(Stored records)
>>
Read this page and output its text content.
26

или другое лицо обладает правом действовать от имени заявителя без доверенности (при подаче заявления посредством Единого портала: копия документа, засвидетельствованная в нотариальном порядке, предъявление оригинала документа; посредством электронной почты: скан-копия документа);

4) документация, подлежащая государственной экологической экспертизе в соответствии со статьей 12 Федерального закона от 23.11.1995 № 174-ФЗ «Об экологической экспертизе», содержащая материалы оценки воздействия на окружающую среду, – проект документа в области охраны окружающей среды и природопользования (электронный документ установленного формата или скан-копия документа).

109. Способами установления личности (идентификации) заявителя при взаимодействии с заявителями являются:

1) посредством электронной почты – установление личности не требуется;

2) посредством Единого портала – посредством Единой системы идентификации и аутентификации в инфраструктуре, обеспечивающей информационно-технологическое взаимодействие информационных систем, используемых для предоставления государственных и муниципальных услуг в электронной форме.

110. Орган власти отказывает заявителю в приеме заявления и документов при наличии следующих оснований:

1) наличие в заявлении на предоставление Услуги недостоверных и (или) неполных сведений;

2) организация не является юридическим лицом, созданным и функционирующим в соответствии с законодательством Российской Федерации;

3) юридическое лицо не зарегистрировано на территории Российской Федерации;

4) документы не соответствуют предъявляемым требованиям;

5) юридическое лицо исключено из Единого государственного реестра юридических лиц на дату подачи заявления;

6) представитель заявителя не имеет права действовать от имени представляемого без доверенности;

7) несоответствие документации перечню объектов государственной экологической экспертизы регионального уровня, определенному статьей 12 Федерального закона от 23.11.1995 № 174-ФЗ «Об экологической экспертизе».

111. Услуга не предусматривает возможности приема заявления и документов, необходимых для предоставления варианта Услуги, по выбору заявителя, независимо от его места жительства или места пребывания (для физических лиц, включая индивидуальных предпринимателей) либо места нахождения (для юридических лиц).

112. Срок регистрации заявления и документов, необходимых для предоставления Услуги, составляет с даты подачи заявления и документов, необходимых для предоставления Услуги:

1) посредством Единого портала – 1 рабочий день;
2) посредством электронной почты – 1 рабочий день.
<<
* _WRITTEN EXERCISE_: Collect every line with the string "подачи" from the records, and copy each.

* _FINAL RESULT_:
5) юридическое лицо исключено из Единого государственного реестра юридических лиц на дату подачи заявления;
112. Срок регистрации заявления и документов, необходимых для предоставления Услуги, составляет с даты подачи заявления и документов, необходимых для предоставления Услуги:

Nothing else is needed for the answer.